- Dataset entries on figures
########################################

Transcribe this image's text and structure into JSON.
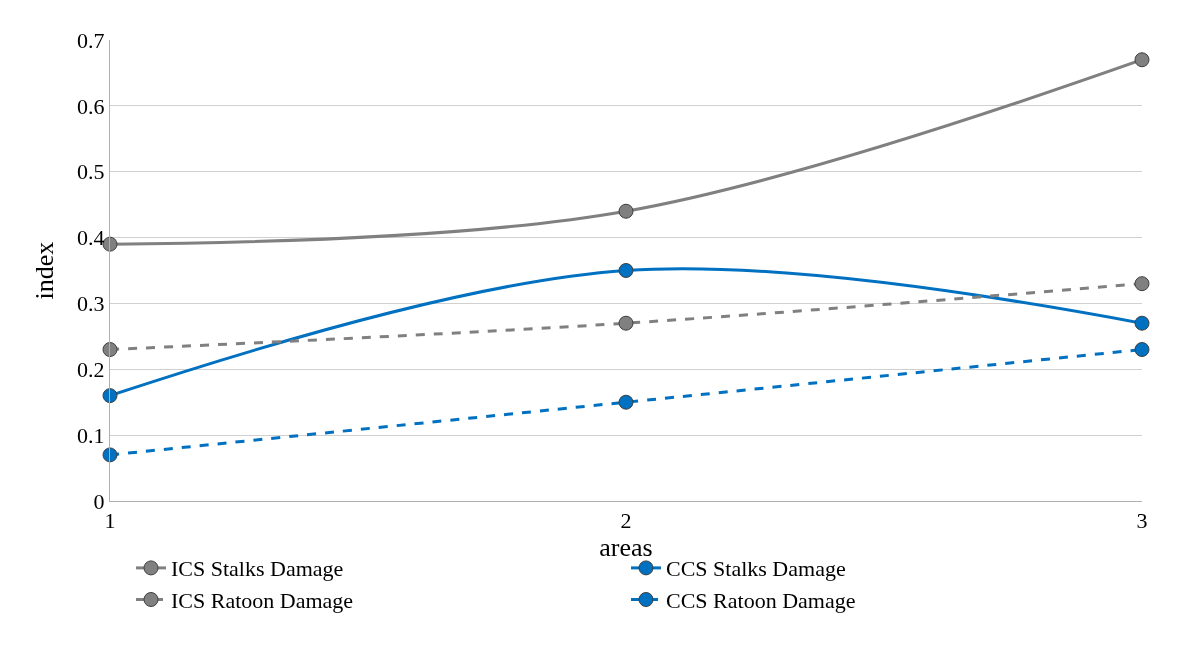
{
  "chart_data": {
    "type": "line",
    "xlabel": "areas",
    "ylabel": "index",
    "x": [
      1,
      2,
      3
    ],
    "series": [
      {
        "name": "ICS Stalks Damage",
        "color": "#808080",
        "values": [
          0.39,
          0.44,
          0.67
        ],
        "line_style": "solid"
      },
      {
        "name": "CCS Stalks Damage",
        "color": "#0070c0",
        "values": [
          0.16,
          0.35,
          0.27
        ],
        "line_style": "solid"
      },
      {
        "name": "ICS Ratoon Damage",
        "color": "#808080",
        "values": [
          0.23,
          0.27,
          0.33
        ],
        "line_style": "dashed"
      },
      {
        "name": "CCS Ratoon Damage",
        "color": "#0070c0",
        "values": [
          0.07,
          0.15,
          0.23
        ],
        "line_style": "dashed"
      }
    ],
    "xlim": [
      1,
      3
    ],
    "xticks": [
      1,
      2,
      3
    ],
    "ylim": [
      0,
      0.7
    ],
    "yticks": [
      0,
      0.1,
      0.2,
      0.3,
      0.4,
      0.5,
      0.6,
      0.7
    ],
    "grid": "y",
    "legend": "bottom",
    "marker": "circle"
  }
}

########################################

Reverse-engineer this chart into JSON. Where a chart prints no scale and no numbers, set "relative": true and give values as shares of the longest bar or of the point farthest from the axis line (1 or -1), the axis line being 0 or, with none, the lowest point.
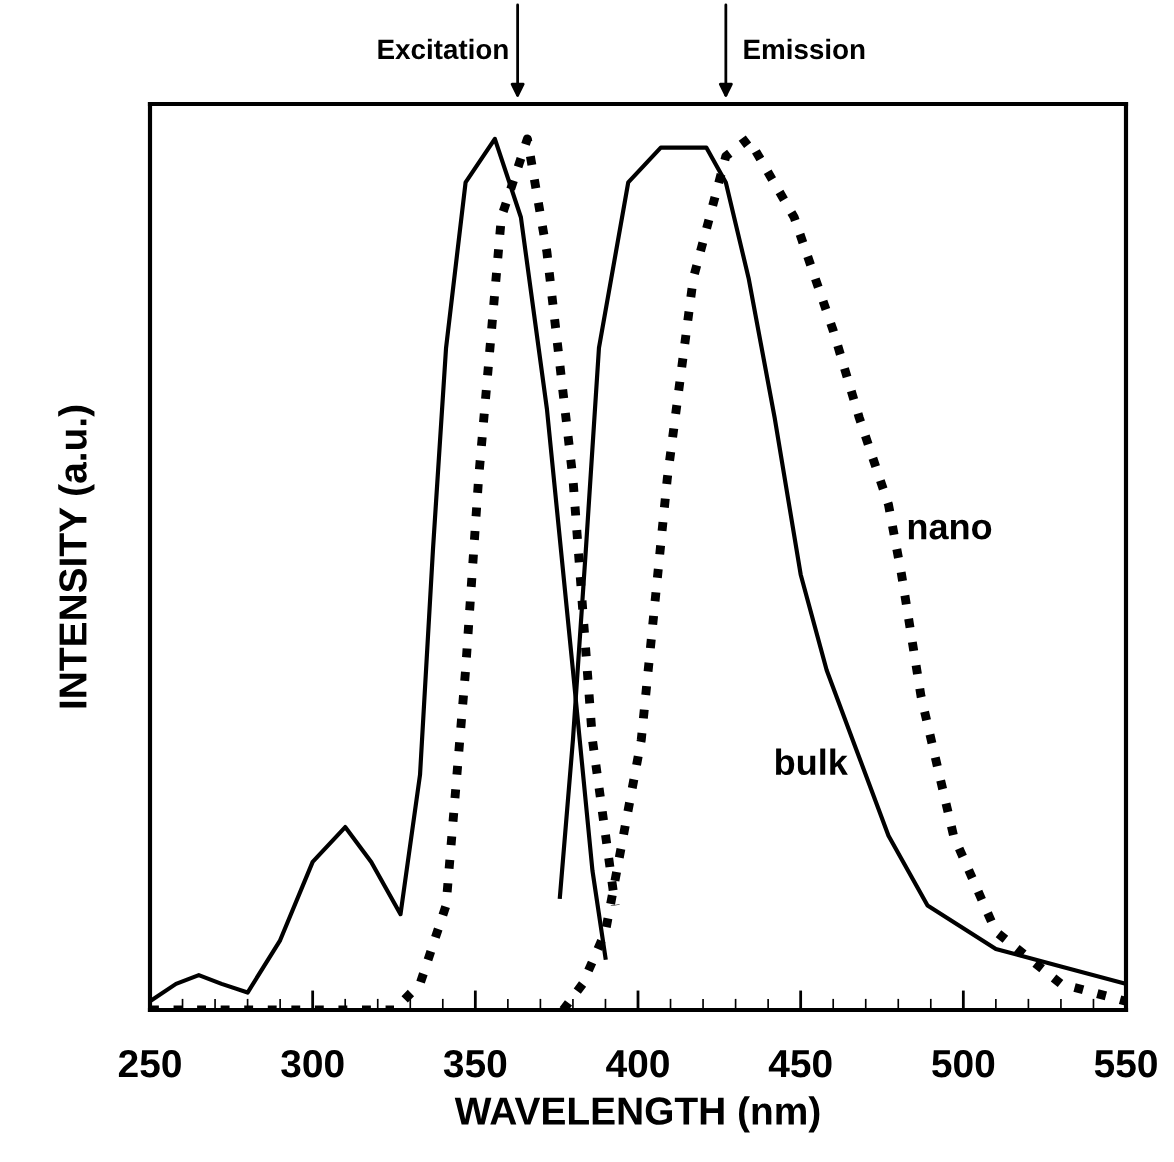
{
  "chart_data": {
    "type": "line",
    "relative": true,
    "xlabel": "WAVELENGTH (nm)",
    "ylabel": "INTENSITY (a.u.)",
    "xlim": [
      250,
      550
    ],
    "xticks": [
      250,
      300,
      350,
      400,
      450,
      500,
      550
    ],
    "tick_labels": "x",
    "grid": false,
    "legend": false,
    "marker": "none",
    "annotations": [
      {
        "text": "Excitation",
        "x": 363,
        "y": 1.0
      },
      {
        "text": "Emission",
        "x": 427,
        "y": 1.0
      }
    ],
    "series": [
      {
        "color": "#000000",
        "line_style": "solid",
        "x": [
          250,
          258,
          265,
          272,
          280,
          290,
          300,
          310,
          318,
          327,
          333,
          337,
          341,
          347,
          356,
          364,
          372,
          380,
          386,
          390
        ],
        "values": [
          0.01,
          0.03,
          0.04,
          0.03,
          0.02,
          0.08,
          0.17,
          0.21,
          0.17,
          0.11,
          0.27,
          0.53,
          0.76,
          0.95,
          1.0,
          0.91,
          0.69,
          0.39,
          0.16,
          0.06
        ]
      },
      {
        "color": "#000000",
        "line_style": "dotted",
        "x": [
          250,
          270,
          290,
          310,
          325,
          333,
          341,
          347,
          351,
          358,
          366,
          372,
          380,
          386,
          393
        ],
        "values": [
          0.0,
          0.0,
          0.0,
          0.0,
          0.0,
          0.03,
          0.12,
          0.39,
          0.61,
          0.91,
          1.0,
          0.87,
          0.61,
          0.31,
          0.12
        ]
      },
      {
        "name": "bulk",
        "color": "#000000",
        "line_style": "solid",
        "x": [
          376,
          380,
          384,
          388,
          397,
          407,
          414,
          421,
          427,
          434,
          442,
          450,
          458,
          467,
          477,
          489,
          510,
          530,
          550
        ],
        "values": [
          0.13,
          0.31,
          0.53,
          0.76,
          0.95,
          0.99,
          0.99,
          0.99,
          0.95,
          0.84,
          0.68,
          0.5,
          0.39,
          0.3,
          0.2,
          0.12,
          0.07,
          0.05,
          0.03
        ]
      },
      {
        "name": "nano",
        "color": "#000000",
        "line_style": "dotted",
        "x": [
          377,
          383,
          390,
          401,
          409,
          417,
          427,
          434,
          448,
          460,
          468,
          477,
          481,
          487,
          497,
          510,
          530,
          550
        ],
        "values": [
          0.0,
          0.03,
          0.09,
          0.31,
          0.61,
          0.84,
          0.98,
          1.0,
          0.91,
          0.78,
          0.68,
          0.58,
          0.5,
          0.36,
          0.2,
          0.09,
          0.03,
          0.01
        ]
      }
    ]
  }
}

########################################

- SET EXERCISE
Search the records for the string "Damage" and return every line in which it occurs.

- RESULT FOR THIS TASK
        "name": "ICS Stalks Damage",
        "name": "CCS Stalks Damage",
        "name": "ICS Ratoon Damage",
        "name": "CCS Ratoon Damage",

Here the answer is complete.